Check each line of the material. Copy those containing "name".
______
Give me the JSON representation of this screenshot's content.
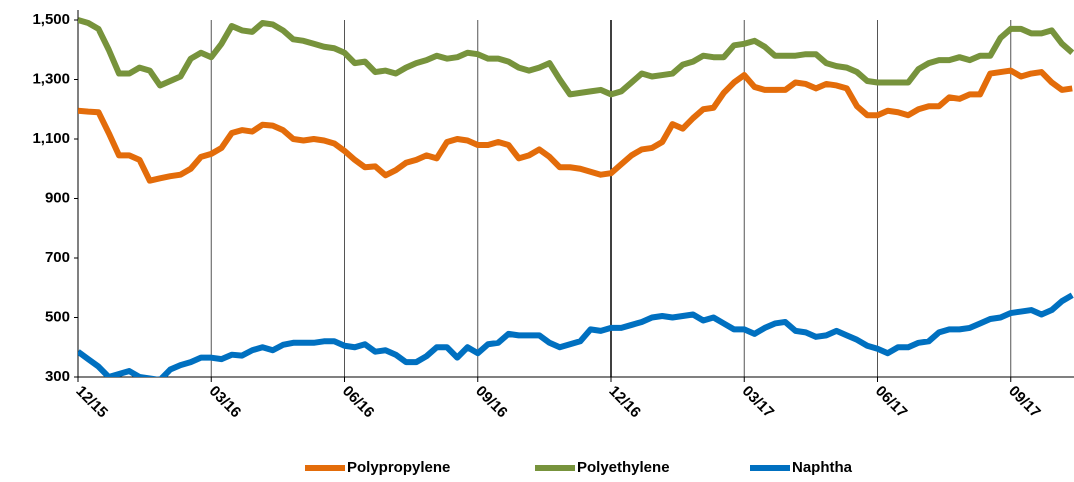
{
  "chart_data": {
    "type": "line",
    "categories": [
      "12/15",
      null,
      null,
      null,
      null,
      null,
      null,
      null,
      null,
      null,
      null,
      null,
      null,
      "03/16",
      null,
      null,
      null,
      null,
      null,
      null,
      null,
      null,
      null,
      null,
      null,
      null,
      "06/16",
      null,
      null,
      null,
      null,
      null,
      null,
      null,
      null,
      null,
      null,
      null,
      null,
      "09/16",
      null,
      null,
      null,
      null,
      null,
      null,
      null,
      null,
      null,
      null,
      null,
      null,
      "12/16",
      null,
      null,
      null,
      null,
      null,
      null,
      null,
      null,
      null,
      null,
      null,
      null,
      "03/17",
      null,
      null,
      null,
      null,
      null,
      null,
      null,
      null,
      null,
      null,
      null,
      null,
      "06/17",
      null,
      null,
      null,
      null,
      null,
      null,
      null,
      null,
      null,
      null,
      null,
      null,
      "09/17",
      null,
      null,
      null,
      null,
      null,
      null
    ],
    "series": [
      {
        "name": "Polypropylene",
        "color": "#e36c0a",
        "values": [
          1195,
          1192,
          1190,
          1120,
          1045,
          1045,
          1030,
          960,
          968,
          975,
          980,
          1000,
          1040,
          1050,
          1070,
          1120,
          1130,
          1125,
          1148,
          1145,
          1130,
          1100,
          1095,
          1100,
          1095,
          1085,
          1060,
          1030,
          1005,
          1008,
          978,
          995,
          1020,
          1030,
          1045,
          1035,
          1090,
          1100,
          1095,
          1080,
          1080,
          1090,
          1080,
          1035,
          1045,
          1065,
          1040,
          1005,
          1005,
          1000,
          990,
          980,
          985,
          1015,
          1045,
          1065,
          1070,
          1090,
          1150,
          1135,
          1170,
          1200,
          1205,
          1255,
          1290,
          1315,
          1275,
          1265,
          1265,
          1265,
          1290,
          1285,
          1270,
          1285,
          1280,
          1270,
          1210,
          1180,
          1180,
          1195,
          1190,
          1180,
          1200,
          1210,
          1210,
          1240,
          1235,
          1250,
          1250,
          1320,
          1325,
          1330,
          1310,
          1320,
          1325,
          1290,
          1265,
          1270
        ]
      },
      {
        "name": "Polyethylene",
        "color": "#77933c",
        "values": [
          1500,
          1490,
          1470,
          1400,
          1320,
          1320,
          1340,
          1330,
          1280,
          1295,
          1310,
          1370,
          1390,
          1375,
          1420,
          1480,
          1465,
          1460,
          1490,
          1485,
          1465,
          1435,
          1430,
          1420,
          1410,
          1405,
          1390,
          1355,
          1360,
          1325,
          1330,
          1320,
          1340,
          1355,
          1365,
          1380,
          1370,
          1375,
          1390,
          1385,
          1370,
          1370,
          1360,
          1340,
          1330,
          1340,
          1355,
          1300,
          1250,
          1255,
          1260,
          1265,
          1250,
          1260,
          1290,
          1320,
          1310,
          1315,
          1320,
          1350,
          1360,
          1380,
          1375,
          1375,
          1415,
          1420,
          1430,
          1410,
          1380,
          1380,
          1380,
          1385,
          1385,
          1355,
          1345,
          1340,
          1325,
          1295,
          1290,
          1290,
          1290,
          1290,
          1335,
          1355,
          1365,
          1365,
          1375,
          1365,
          1380,
          1380,
          1440,
          1470,
          1470,
          1455,
          1455,
          1465,
          1420,
          1390
        ]
      },
      {
        "name": "Naphtha",
        "color": "#0070c0",
        "values": [
          385,
          360,
          335,
          300,
          310,
          320,
          300,
          295,
          290,
          325,
          340,
          350,
          365,
          365,
          360,
          375,
          372,
          390,
          400,
          390,
          408,
          415,
          415,
          415,
          420,
          420,
          405,
          400,
          410,
          385,
          390,
          375,
          350,
          350,
          370,
          400,
          400,
          365,
          400,
          380,
          410,
          415,
          445,
          440,
          440,
          440,
          415,
          400,
          410,
          420,
          460,
          455,
          465,
          465,
          475,
          485,
          500,
          505,
          500,
          505,
          510,
          490,
          500,
          480,
          460,
          460,
          445,
          465,
          480,
          485,
          455,
          450,
          435,
          440,
          455,
          440,
          425,
          405,
          395,
          380,
          400,
          400,
          415,
          420,
          450,
          460,
          460,
          465,
          480,
          495,
          500,
          515,
          520,
          525,
          510,
          525,
          555,
          575
        ]
      }
    ],
    "ylim": [
      300,
      1500
    ],
    "yticks": [
      300,
      500,
      700,
      900,
      {
        "value": 1100,
        "label": "1,100"
      },
      {
        "value": 1300,
        "label": "1,300"
      },
      {
        "value": 1500,
        "label": "1,500"
      }
    ],
    "grid": false,
    "legend": "bottom"
  }
}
______
- [Solution]
        "name": "Polypropylene",
        "name": "Polyethylene",
        "name": "Naphtha",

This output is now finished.